• _What you should do_: Find each line with the string "body" and copy it.

------ Excerpted records ------

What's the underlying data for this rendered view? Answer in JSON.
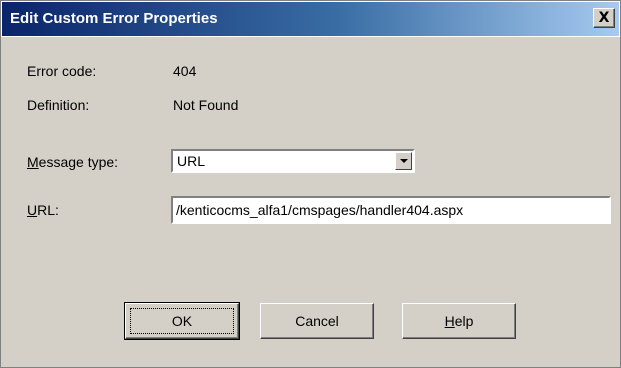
{
  "window": {
    "title": "Edit Custom Error Properties",
    "close_label": "X"
  },
  "fields": {
    "error_code_label": "Error code:",
    "error_code_value": "404",
    "definition_label": "Definition:",
    "definition_value": "Not Found",
    "message_type_label_accel": "M",
    "message_type_label_rest": "essage type:",
    "message_type_value": "URL",
    "url_label_accel": "U",
    "url_label_rest": "RL:",
    "url_value": "/kenticocms_alfa1/cmspages/handler404.aspx"
  },
  "buttons": {
    "ok_label": "OK",
    "cancel_label": "Cancel",
    "help_label_accel": "H",
    "help_label_rest": "elp"
  },
  "colors": {
    "titlebar_start": "#0a246a",
    "titlebar_end": "#a6caf0",
    "dialog_bg": "#d4d0c8"
  },
  "icons": {
    "close": "close-icon",
    "dropdown": "chevron-down-icon"
  }
}
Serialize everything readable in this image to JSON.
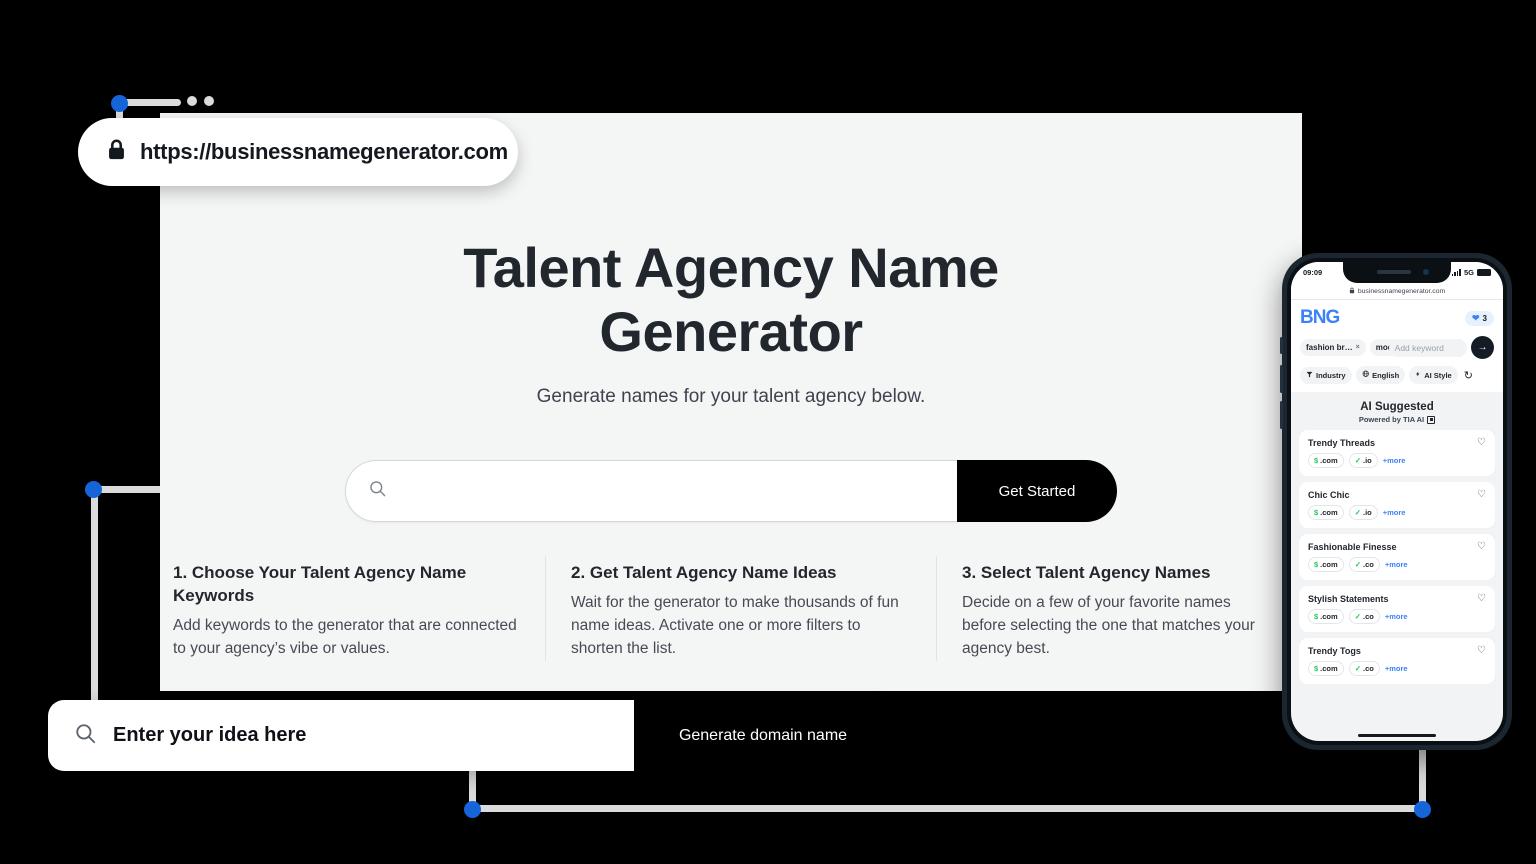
{
  "browser": {
    "url": "https://businessnamegenerator.com",
    "lock_icon": "lock-icon"
  },
  "hero": {
    "title": "Talent Agency Name Generator",
    "subtitle": "Generate names for your talent agency below."
  },
  "search": {
    "placeholder": "",
    "value": "",
    "button_label": "Get Started",
    "icon": "search-icon"
  },
  "steps": [
    {
      "title": "1. Choose Your Talent Agency Name Keywords",
      "body": "Add keywords to the generator that are connected to your agency’s vibe or values."
    },
    {
      "title": "2. Get Talent Agency Name Ideas",
      "body": "Wait for the generator to make thousands of fun name ideas. Activate one or more filters to shorten the list."
    },
    {
      "title": "3. Select Talent Agency Names",
      "body": "Decide on a few of your favorite names before selecting the one that matches your agency best."
    }
  ],
  "bottom_bar": {
    "placeholder": "Enter your idea here",
    "value": "",
    "button_label": "Generate domain name",
    "icon": "search-icon"
  },
  "phone": {
    "status": {
      "time": "09:09",
      "network": "5G"
    },
    "url": "businessnamegenerator.com",
    "logo": "BNG",
    "favorites_count": "3",
    "keywords": [
      {
        "label": "fashion br…",
        "remove": "×"
      },
      {
        "label": "mod",
        "remove": ""
      }
    ],
    "keyword_placeholder": "Add keyword",
    "go_icon": "arrow-right-icon",
    "filters": [
      {
        "label": "Industry",
        "icon": "funnel-icon"
      },
      {
        "label": "English",
        "icon": "globe-icon"
      },
      {
        "label": "AI Style",
        "icon": "bolt-icon"
      }
    ],
    "refresh_icon": "refresh-icon",
    "section_title": "AI Suggested",
    "section_sub": "Powered by TIA AI",
    "results": [
      {
        "name": "Trendy Threads",
        "tlds": [
          ".com",
          ".io"
        ],
        "more": "+more"
      },
      {
        "name": "Chic Chic",
        "tlds": [
          ".com",
          ".io"
        ],
        "more": "+more"
      },
      {
        "name": "Fashionable Finesse",
        "tlds": [
          ".com",
          ".co"
        ],
        "more": "+more"
      },
      {
        "name": "Stylish Statements",
        "tlds": [
          ".com",
          ".co"
        ],
        "more": "+more"
      },
      {
        "name": "Trendy Togs",
        "tlds": [
          ".com",
          ".co"
        ],
        "more": "+more"
      }
    ]
  },
  "colors": {
    "accent_blue": "#1565d8",
    "logo_blue": "#3b82f6",
    "link_blue": "#3b82f6",
    "available_green": "#22c55e",
    "page_bg": "#f4f5f5",
    "dark": "#000000"
  }
}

------

• _Full solution_:
      "body": "Add keywords to the generator that are connected to your agency’s vibe or values."
      "body": "Wait for the generator to make thousands of fun name ideas. Activate one or more filters to shorten the list."
      "body": "Decide on a few of your favorite names before selecting the one that matches your agency best."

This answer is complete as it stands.